(Excerpts from a figure dataset)
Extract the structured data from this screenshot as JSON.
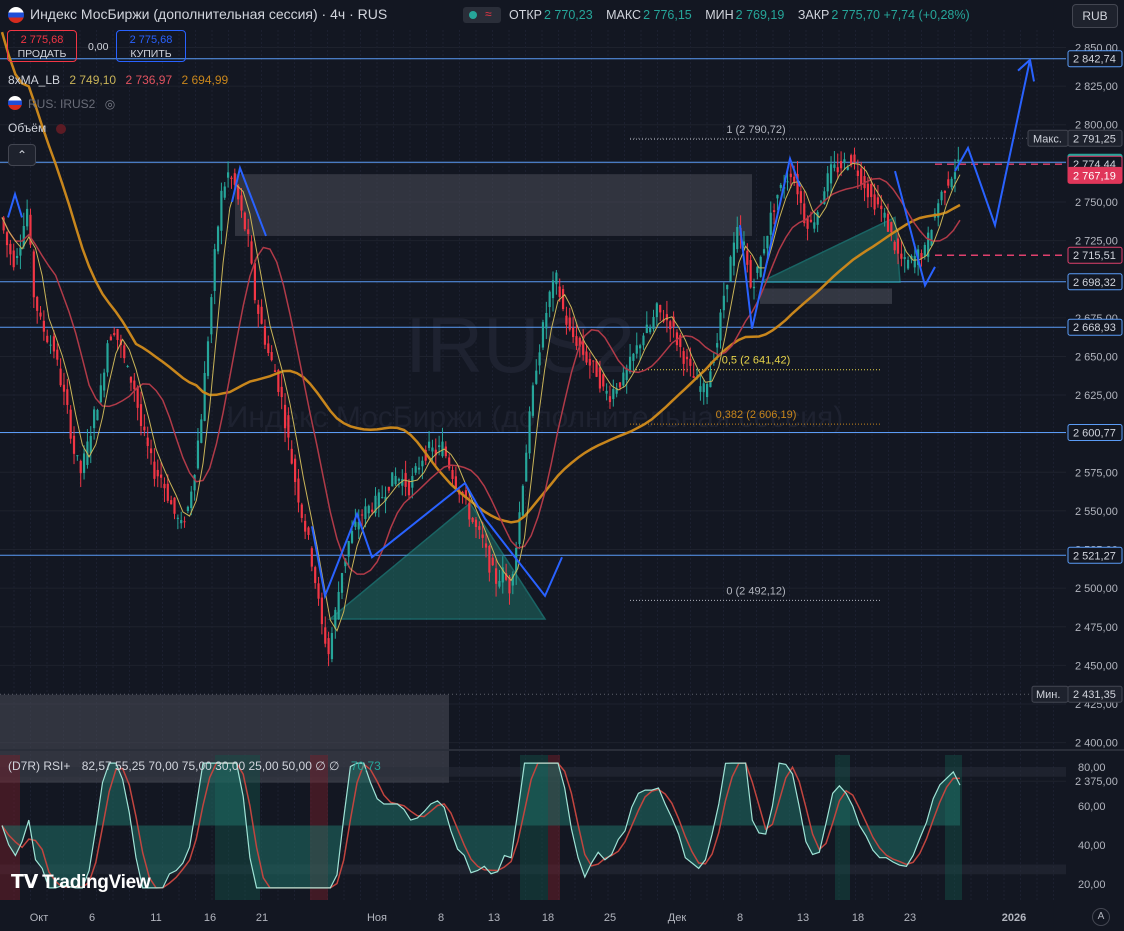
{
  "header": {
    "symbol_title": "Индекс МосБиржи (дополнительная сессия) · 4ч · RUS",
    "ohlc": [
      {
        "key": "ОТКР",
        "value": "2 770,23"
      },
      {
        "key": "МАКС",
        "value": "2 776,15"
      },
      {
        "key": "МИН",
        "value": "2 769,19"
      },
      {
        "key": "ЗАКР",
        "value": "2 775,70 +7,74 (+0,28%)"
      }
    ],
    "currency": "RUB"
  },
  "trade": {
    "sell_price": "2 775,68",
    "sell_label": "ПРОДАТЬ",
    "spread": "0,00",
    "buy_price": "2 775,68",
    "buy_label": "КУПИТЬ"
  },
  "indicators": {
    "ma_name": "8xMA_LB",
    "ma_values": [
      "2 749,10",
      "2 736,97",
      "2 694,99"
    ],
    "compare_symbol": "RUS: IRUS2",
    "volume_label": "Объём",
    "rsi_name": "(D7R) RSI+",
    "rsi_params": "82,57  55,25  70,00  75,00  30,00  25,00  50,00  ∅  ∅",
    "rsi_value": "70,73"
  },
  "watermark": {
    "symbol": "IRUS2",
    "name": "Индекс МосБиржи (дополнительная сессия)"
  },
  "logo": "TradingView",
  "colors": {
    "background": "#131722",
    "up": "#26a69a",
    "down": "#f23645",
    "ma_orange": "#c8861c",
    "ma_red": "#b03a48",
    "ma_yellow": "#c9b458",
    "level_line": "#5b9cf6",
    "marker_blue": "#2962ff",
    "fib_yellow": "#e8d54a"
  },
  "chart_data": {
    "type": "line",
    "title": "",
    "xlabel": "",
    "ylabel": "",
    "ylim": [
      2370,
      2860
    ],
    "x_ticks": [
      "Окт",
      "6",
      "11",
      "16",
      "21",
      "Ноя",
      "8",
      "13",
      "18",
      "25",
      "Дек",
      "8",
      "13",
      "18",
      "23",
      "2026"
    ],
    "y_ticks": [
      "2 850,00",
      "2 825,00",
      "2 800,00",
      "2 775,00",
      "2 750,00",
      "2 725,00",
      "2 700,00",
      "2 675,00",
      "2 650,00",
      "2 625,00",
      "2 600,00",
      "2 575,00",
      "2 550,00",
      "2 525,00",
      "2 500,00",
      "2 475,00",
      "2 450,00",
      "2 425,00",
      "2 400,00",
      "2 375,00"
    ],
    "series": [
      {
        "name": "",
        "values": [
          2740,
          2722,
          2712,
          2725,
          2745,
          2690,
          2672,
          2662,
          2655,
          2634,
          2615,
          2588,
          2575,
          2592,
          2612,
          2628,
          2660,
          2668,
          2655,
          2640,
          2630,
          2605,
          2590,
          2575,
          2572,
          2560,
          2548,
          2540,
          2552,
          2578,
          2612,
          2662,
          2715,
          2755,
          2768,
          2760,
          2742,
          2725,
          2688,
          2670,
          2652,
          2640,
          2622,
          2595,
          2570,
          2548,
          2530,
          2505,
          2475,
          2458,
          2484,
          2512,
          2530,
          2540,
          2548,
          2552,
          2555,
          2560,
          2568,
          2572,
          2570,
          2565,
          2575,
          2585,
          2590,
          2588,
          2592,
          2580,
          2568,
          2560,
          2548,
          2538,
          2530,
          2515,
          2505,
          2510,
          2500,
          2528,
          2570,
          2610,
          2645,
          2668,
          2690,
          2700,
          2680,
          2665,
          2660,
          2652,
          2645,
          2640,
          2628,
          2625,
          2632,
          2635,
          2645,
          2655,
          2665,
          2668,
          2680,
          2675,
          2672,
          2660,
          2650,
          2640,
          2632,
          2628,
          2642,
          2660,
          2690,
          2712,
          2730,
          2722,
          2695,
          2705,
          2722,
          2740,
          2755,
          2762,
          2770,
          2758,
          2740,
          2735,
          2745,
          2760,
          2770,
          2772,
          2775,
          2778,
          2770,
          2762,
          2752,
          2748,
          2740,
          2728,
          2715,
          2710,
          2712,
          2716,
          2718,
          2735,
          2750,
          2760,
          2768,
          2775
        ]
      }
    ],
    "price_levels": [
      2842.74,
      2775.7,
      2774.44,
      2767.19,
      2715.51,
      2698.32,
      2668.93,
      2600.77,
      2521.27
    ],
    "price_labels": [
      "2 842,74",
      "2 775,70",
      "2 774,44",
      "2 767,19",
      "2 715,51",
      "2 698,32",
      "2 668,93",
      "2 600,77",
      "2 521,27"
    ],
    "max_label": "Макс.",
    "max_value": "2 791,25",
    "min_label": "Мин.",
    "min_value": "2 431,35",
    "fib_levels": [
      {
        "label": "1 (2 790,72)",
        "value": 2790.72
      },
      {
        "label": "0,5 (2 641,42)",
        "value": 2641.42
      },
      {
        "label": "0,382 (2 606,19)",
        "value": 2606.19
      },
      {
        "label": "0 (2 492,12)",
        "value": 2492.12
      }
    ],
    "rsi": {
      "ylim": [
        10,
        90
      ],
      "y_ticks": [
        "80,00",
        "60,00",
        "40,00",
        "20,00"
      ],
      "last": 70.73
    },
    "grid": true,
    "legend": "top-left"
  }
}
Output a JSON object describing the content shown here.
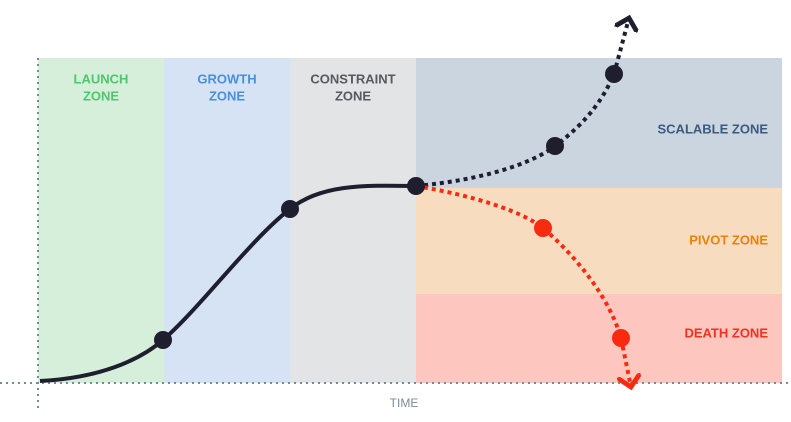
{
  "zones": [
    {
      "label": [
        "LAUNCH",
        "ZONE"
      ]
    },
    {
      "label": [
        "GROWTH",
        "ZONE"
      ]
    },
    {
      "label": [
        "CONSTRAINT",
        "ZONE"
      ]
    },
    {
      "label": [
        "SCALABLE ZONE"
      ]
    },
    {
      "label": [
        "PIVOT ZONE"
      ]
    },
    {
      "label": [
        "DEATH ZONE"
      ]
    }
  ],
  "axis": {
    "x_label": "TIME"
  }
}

What to produce: From the data above, write out everything exactly except the pictures.

Correct output:
Extract the structured data from this screenshot as JSON.
{
  "header": {
    "symbol_title": "Индекс МосБиржи (дополнительная сессия) · 4ч · RUS",
    "ohlc": [
      {
        "key": "ОТКР",
        "value": "2 770,23"
      },
      {
        "key": "МАКС",
        "value": "2 776,15"
      },
      {
        "key": "МИН",
        "value": "2 769,19"
      },
      {
        "key": "ЗАКР",
        "value": "2 775,70 +7,74 (+0,28%)"
      }
    ],
    "currency": "RUB"
  },
  "trade": {
    "sell_price": "2 775,68",
    "sell_label": "ПРОДАТЬ",
    "spread": "0,00",
    "buy_price": "2 775,68",
    "buy_label": "КУПИТЬ"
  },
  "indicators": {
    "ma_name": "8xMA_LB",
    "ma_values": [
      "2 749,10",
      "2 736,97",
      "2 694,99"
    ],
    "compare_symbol": "RUS: IRUS2",
    "volume_label": "Объём",
    "rsi_name": "(D7R) RSI+",
    "rsi_params": "82,57  55,25  70,00  75,00  30,00  25,00  50,00  ∅  ∅",
    "rsi_value": "70,73"
  },
  "watermark": {
    "symbol": "IRUS2",
    "name": "Индекс МосБиржи (дополнительная сессия)"
  },
  "logo": "TradingView",
  "colors": {
    "background": "#131722",
    "up": "#26a69a",
    "down": "#f23645",
    "ma_orange": "#c8861c",
    "ma_red": "#b03a48",
    "ma_yellow": "#c9b458",
    "level_line": "#5b9cf6",
    "marker_blue": "#2962ff",
    "fib_yellow": "#e8d54a"
  },
  "chart_data": {
    "type": "line",
    "title": "",
    "xlabel": "",
    "ylabel": "",
    "ylim": [
      2370,
      2860
    ],
    "x_ticks": [
      "Окт",
      "6",
      "11",
      "16",
      "21",
      "Ноя",
      "8",
      "13",
      "18",
      "25",
      "Дек",
      "8",
      "13",
      "18",
      "23",
      "2026"
    ],
    "y_ticks": [
      "2 850,00",
      "2 825,00",
      "2 800,00",
      "2 775,00",
      "2 750,00",
      "2 725,00",
      "2 700,00",
      "2 675,00",
      "2 650,00",
      "2 625,00",
      "2 600,00",
      "2 575,00",
      "2 550,00",
      "2 525,00",
      "2 500,00",
      "2 475,00",
      "2 450,00",
      "2 425,00",
      "2 400,00",
      "2 375,00"
    ],
    "series": [
      {
        "name": "",
        "values": [
          2740,
          2722,
          2712,
          2725,
          2745,
          2690,
          2672,
          2662,
          2655,
          2634,
          2615,
          2588,
          2575,
          2592,
          2612,
          2628,
          2660,
          2668,
          2655,
          2640,
          2630,
          2605,
          2590,
          2575,
          2572,
          2560,
          2548,
          2540,
          2552,
          2578,
          2612,
          2662,
          2715,
          2755,
          2768,
          2760,
          2742,
          2725,
          2688,
          2670,
          2652,
          2640,
          2622,
          2595,
          2570,
          2548,
          2530,
          2505,
          2475,
          2458,
          2484,
          2512,
          2530,
          2540,
          2548,
          2552,
          2555,
          2560,
          2568,
          2572,
          2570,
          2565,
          2575,
          2585,
          2590,
          2588,
          2592,
          2580,
          2568,
          2560,
          2548,
          2538,
          2530,
          2515,
          2505,
          2510,
          2500,
          2528,
          2570,
          2610,
          2645,
          2668,
          2690,
          2700,
          2680,
          2665,
          2660,
          2652,
          2645,
          2640,
          2628,
          2625,
          2632,
          2635,
          2645,
          2655,
          2665,
          2668,
          2680,
          2675,
          2672,
          2660,
          2650,
          2640,
          2632,
          2628,
          2642,
          2660,
          2690,
          2712,
          2730,
          2722,
          2695,
          2705,
          2722,
          2740,
          2755,
          2762,
          2770,
          2758,
          2740,
          2735,
          2745,
          2760,
          2770,
          2772,
          2775,
          2778,
          2770,
          2762,
          2752,
          2748,
          2740,
          2728,
          2715,
          2710,
          2712,
          2716,
          2718,
          2735,
          2750,
          2760,
          2768,
          2775
        ]
      }
    ],
    "price_levels": [
      2842.74,
      2775.7,
      2774.44,
      2767.19,
      2715.51,
      2698.32,
      2668.93,
      2600.77,
      2521.27
    ],
    "price_labels": [
      "2 842,74",
      "2 775,70",
      "2 774,44",
      "2 767,19",
      "2 715,51",
      "2 698,32",
      "2 668,93",
      "2 600,77",
      "2 521,27"
    ],
    "max_label": "Макс.",
    "max_value": "2 791,25",
    "min_label": "Мин.",
    "min_value": "2 431,35",
    "fib_levels": [
      {
        "label": "1 (2 790,72)",
        "value": 2790.72
      },
      {
        "label": "0,5 (2 641,42)",
        "value": 2641.42
      },
      {
        "label": "0,382 (2 606,19)",
        "value": 2606.19
      },
      {
        "label": "0 (2 492,12)",
        "value": 2492.12
      }
    ],
    "rsi": {
      "ylim": [
        10,
        90
      ],
      "y_ticks": [
        "80,00",
        "60,00",
        "40,00",
        "20,00"
      ],
      "last": 70.73
    },
    "grid": true,
    "legend": "top-left"
  }
}
Output a JSON object describing the content shown here.
{
  "zones": [
    {
      "label": [
        "LAUNCH",
        "ZONE"
      ]
    },
    {
      "label": [
        "GROWTH",
        "ZONE"
      ]
    },
    {
      "label": [
        "CONSTRAINT",
        "ZONE"
      ]
    },
    {
      "label": [
        "SCALABLE ZONE"
      ]
    },
    {
      "label": [
        "PIVOT ZONE"
      ]
    },
    {
      "label": [
        "DEATH ZONE"
      ]
    }
  ],
  "axis": {
    "x_label": "TIME"
  }
}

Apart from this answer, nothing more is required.